▸ What is asked: Transcribe each line of the material as it is, and drop any picture.
>> START Records for this exercise
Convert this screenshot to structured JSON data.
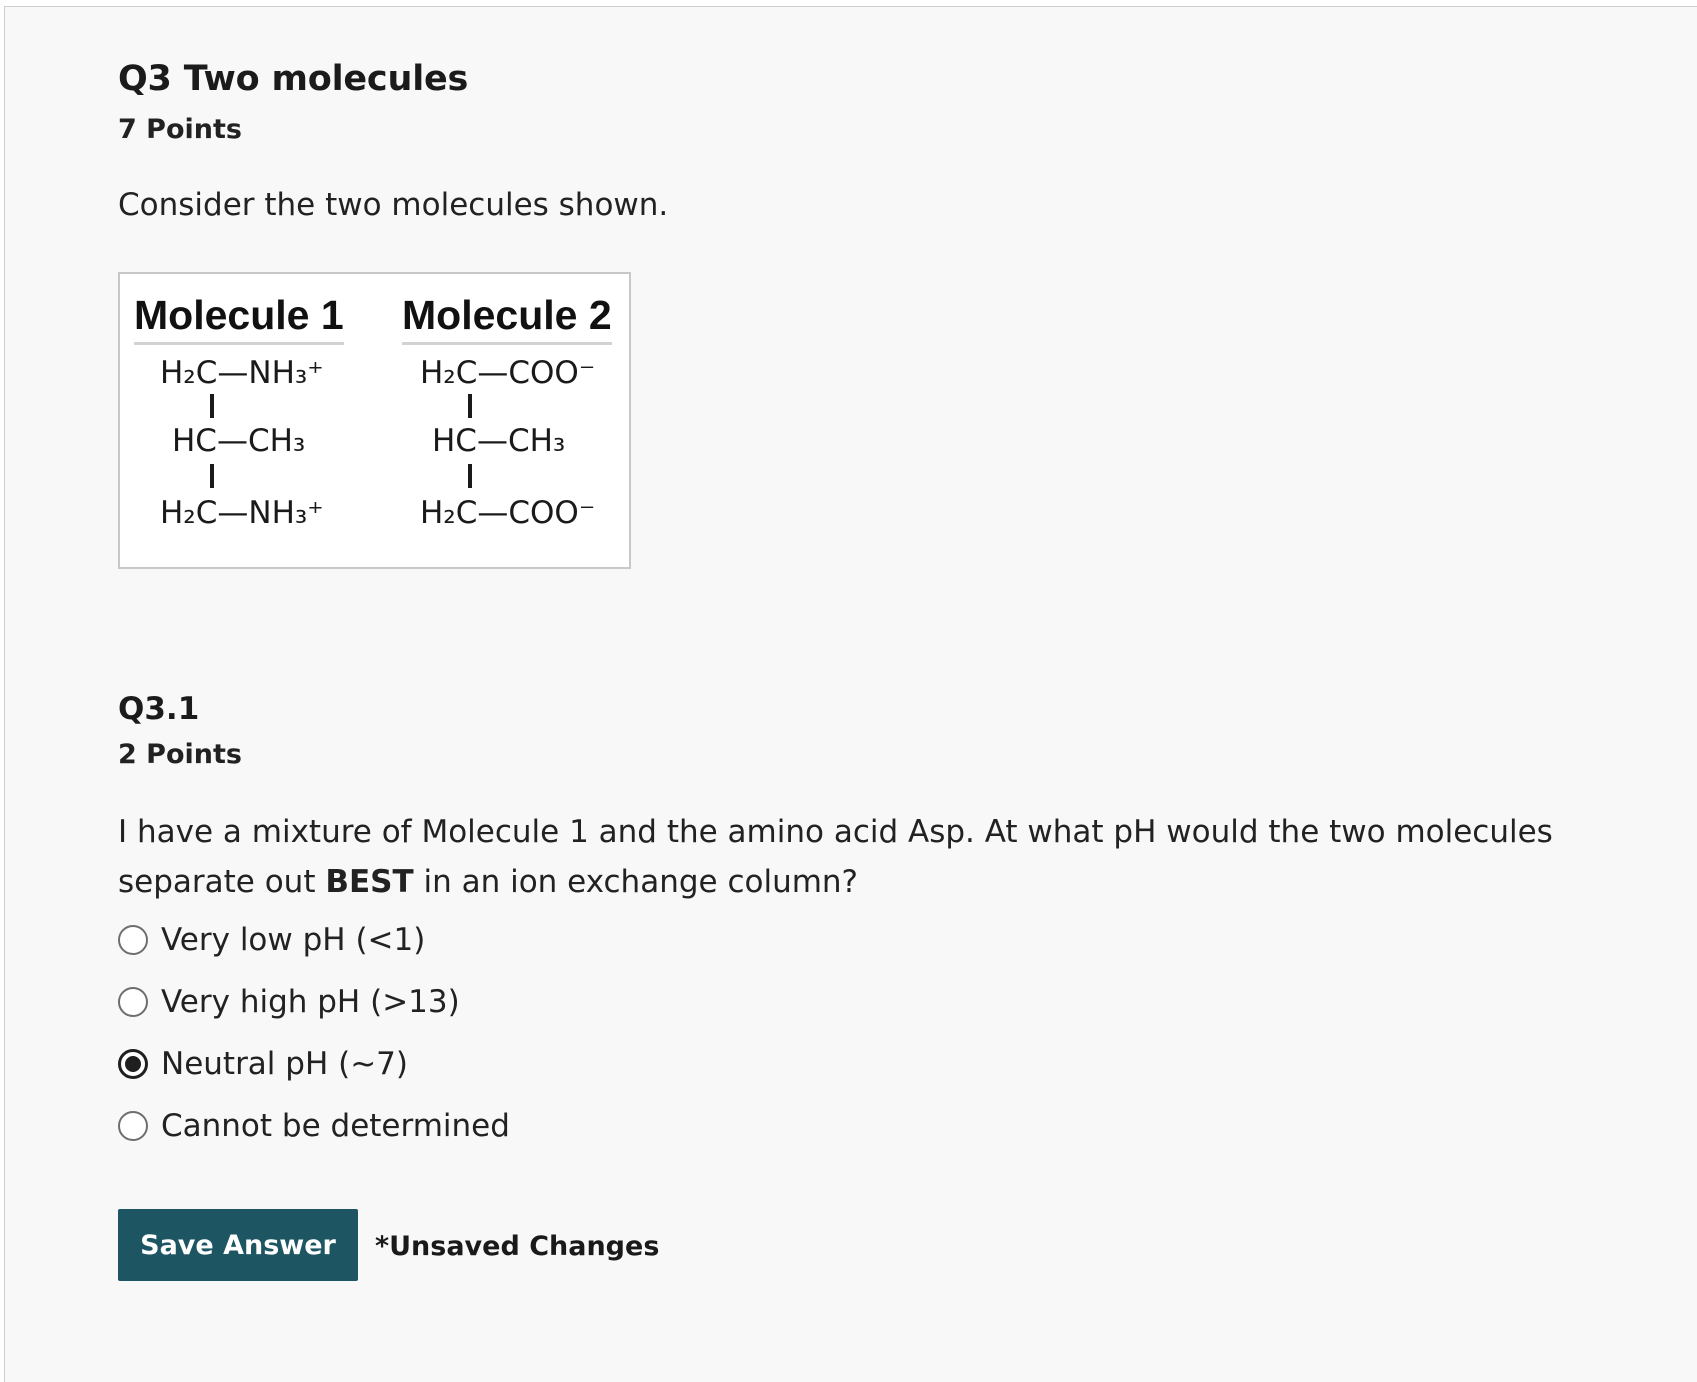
{
  "question": {
    "title": "Q3 Two molecules",
    "points": "7 Points",
    "prompt": "Consider the two molecules shown."
  },
  "figure": {
    "molecule1": {
      "heading": "Molecule 1",
      "line1": "H₂C—NH₃⁺",
      "line2": "HC—CH₃",
      "line3": "H₂C—NH₃⁺"
    },
    "molecule2": {
      "heading": "Molecule 2",
      "line1": "H₂C—COO⁻",
      "line2": "HC—CH₃",
      "line3": "H₂C—COO⁻"
    }
  },
  "subquestion": {
    "title": "Q3.1",
    "points": "2 Points",
    "text_before": "I have a mixture of Molecule 1 and the amino acid Asp. At what pH would the two molecules separate out ",
    "text_bold": "BEST",
    "text_after": " in an ion exchange column?",
    "options": [
      {
        "label": "Very low pH (<1)",
        "selected": false
      },
      {
        "label": "Very high pH (>13)",
        "selected": false
      },
      {
        "label": "Neutral pH (~7)",
        "selected": true
      },
      {
        "label": "Cannot be determined",
        "selected": false
      }
    ]
  },
  "actions": {
    "save_label": "Save Answer",
    "status": "*Unsaved Changes"
  },
  "colors": {
    "save_button": "#1d5662",
    "panel_background": "#f8f8f8"
  }
}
>> END Records for this exercise
▸ Complete answer:
Convert this screenshot to structured JSON data.
{
  "question": {
    "title": "Q3 Two molecules",
    "points": "7 Points",
    "prompt": "Consider the two molecules shown."
  },
  "figure": {
    "molecule1": {
      "heading": "Molecule 1",
      "line1": "H₂C—NH₃⁺",
      "line2": "HC—CH₃",
      "line3": "H₂C—NH₃⁺"
    },
    "molecule2": {
      "heading": "Molecule 2",
      "line1": "H₂C—COO⁻",
      "line2": "HC—CH₃",
      "line3": "H₂C—COO⁻"
    }
  },
  "subquestion": {
    "title": "Q3.1",
    "points": "2 Points",
    "text_before": "I have a mixture of Molecule 1 and the amino acid Asp. At what pH would the two molecules separate out ",
    "text_bold": "BEST",
    "text_after": " in an ion exchange column?",
    "options": [
      {
        "label": "Very low pH (<1)",
        "selected": false
      },
      {
        "label": "Very high pH (>13)",
        "selected": false
      },
      {
        "label": "Neutral pH (~7)",
        "selected": true
      },
      {
        "label": "Cannot be determined",
        "selected": false
      }
    ]
  },
  "actions": {
    "save_label": "Save Answer",
    "status": "*Unsaved Changes"
  },
  "colors": {
    "save_button": "#1d5662",
    "panel_background": "#f8f8f8"
  }
}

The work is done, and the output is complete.